INPUT
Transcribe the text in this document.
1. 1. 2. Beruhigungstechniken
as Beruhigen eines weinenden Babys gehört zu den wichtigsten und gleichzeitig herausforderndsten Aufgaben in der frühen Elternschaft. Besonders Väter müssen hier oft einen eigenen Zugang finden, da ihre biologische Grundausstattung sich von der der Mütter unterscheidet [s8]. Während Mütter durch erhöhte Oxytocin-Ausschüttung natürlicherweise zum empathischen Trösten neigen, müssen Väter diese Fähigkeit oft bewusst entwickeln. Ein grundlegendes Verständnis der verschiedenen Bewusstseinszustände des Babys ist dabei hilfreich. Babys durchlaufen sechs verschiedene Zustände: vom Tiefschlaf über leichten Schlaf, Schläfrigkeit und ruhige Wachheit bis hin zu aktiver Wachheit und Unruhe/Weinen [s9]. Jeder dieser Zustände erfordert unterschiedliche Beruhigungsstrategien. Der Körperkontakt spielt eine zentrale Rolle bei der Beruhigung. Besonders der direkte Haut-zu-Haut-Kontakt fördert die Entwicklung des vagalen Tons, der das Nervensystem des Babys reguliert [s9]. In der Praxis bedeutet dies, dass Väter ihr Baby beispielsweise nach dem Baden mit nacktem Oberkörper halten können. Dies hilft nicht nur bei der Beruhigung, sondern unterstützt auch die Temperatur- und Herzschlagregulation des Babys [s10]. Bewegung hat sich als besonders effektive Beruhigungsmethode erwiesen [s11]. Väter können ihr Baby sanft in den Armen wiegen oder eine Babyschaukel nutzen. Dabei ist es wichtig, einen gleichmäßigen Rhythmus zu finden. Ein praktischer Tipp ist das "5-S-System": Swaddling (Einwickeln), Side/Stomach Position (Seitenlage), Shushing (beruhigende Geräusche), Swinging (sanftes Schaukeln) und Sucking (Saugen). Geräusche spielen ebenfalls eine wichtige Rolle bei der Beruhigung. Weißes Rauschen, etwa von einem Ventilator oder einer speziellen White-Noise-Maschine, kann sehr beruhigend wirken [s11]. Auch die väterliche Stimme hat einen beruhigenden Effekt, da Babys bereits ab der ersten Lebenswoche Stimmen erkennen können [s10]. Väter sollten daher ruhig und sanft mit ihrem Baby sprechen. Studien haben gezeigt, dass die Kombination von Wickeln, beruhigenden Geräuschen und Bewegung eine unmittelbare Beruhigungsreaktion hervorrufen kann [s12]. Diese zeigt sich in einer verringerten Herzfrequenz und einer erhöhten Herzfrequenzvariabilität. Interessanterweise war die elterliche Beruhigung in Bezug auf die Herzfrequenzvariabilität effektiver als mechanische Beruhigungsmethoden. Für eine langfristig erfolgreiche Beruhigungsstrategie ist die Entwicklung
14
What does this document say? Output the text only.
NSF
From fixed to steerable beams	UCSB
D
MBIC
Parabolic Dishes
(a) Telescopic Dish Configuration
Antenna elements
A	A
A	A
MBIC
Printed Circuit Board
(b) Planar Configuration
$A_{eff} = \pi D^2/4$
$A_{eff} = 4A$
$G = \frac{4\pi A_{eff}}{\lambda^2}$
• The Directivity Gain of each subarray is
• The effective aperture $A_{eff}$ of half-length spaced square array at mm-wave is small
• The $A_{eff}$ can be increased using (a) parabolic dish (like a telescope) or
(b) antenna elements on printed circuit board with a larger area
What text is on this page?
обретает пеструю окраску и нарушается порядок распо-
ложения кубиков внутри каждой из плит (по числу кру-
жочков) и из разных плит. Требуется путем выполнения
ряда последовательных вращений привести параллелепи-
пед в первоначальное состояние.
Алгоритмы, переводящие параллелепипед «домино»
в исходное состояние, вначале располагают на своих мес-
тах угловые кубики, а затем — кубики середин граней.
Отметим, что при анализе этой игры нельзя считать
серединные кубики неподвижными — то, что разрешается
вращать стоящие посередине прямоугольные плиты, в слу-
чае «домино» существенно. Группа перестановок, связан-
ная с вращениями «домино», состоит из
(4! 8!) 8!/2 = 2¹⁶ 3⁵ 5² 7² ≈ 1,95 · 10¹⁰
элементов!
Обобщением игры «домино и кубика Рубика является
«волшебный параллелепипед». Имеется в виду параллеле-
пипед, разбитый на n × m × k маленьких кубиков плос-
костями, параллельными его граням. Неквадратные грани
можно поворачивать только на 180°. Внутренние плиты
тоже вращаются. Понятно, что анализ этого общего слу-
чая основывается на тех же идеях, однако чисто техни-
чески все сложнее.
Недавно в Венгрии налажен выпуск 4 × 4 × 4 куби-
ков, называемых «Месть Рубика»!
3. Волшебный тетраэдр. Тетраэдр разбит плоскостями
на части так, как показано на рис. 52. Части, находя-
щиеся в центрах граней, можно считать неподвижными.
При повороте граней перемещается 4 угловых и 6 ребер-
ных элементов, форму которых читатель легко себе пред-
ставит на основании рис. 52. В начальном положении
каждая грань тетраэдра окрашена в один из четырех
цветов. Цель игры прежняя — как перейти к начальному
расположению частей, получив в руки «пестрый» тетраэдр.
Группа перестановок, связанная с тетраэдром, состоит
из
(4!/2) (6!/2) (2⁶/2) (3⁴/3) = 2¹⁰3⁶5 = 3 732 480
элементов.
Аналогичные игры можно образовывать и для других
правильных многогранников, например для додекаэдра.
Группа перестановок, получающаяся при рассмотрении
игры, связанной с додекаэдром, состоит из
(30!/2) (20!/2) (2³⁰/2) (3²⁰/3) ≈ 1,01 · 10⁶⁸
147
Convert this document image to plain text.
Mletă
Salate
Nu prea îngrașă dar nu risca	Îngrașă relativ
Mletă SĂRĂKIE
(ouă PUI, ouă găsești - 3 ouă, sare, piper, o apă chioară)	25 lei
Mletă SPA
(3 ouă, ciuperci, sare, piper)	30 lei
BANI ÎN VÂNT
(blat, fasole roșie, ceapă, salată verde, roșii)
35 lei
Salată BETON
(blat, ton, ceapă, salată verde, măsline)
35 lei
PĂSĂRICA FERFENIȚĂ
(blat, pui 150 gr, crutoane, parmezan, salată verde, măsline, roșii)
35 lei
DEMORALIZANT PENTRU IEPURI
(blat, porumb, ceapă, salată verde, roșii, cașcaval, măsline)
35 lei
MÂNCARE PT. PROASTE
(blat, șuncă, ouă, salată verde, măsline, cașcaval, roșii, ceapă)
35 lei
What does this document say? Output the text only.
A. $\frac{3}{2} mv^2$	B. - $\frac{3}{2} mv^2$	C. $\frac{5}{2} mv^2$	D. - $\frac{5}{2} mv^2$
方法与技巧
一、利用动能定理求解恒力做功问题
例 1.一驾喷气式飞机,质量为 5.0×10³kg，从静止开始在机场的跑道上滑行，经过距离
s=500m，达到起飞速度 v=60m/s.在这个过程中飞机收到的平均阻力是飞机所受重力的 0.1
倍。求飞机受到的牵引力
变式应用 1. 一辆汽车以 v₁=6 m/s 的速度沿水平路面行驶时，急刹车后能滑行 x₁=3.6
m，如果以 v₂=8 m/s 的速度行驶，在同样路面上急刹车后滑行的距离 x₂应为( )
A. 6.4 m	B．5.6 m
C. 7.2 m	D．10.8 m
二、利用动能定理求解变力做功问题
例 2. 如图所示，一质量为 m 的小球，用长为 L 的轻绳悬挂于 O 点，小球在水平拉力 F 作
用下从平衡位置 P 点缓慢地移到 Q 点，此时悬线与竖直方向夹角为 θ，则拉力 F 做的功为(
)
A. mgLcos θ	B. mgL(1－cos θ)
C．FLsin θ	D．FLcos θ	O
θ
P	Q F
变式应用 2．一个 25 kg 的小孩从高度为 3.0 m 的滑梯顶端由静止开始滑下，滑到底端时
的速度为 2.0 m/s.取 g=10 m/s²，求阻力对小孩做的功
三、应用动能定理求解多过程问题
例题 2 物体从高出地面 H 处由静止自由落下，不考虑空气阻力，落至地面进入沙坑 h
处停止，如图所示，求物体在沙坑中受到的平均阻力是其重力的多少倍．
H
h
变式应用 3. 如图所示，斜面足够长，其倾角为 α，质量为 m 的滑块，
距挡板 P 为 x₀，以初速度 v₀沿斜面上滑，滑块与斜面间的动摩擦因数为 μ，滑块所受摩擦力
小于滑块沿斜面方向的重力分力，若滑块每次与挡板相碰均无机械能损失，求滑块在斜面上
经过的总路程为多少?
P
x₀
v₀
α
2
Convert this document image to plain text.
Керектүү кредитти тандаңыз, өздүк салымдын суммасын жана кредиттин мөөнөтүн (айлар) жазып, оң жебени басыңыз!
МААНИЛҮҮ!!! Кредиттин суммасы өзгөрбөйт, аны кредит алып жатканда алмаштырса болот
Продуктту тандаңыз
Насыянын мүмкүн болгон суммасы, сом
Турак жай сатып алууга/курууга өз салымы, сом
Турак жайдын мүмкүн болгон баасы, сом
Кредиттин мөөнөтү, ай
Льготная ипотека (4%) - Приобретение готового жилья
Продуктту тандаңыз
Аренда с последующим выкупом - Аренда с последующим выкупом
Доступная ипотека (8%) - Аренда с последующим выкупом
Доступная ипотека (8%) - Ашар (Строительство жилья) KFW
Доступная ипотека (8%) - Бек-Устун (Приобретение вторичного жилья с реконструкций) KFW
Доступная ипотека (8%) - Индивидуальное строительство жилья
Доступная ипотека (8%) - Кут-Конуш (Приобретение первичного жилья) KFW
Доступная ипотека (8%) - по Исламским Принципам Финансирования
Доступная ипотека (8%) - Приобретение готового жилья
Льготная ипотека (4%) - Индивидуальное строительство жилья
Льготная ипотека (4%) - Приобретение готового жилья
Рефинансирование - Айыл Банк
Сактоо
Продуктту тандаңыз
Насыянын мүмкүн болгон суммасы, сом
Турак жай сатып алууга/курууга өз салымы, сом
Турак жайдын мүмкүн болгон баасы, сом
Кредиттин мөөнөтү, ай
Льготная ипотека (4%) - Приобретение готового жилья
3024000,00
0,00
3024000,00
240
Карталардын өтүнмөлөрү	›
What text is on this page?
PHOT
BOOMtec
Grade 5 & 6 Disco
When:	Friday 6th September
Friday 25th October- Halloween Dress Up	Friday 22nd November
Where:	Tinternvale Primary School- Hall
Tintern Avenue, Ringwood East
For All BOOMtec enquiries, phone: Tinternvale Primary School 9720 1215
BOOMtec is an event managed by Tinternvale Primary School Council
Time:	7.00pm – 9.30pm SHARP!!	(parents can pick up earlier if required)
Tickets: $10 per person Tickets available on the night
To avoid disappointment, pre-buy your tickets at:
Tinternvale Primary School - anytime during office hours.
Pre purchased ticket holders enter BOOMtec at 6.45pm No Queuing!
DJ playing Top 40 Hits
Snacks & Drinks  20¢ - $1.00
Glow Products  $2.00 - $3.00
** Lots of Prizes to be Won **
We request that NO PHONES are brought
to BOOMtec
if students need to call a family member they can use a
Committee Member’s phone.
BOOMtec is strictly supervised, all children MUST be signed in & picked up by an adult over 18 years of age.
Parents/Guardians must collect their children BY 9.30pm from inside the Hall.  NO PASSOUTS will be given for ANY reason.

WORK REQUIRED
Using the entries above, find all lines with "ипотека". Copy them.

OUTPUT FOR THIS EXERCISE
Льготная ипотека (4%) - Приобретение готового жилья
Доступная ипотека (8%) - Аренда с последующим выкупом
Доступная ипотека (8%) - Ашар (Строительство жилья) KFW
Доступная ипотека (8%) - Бек-Устун (Приобретение вторичного жилья с реконструкций) KFW
Доступная ипотека (8%) - Индивидуальное строительство жилья
Доступная ипотека (8%) - Кут-Конуш (Приобретение первичного жилья) KFW
Доступная ипотека (8%) - по Исламским Принципам Финансирования
Доступная ипотека (8%) - Приобретение готового жилья
Льготная ипотека (4%) - Индивидуальное строительство жилья
Льготная ипотека (4%) - Приобретение готового жилья
Льготная ипотека (4%) - Приобретение готового жилья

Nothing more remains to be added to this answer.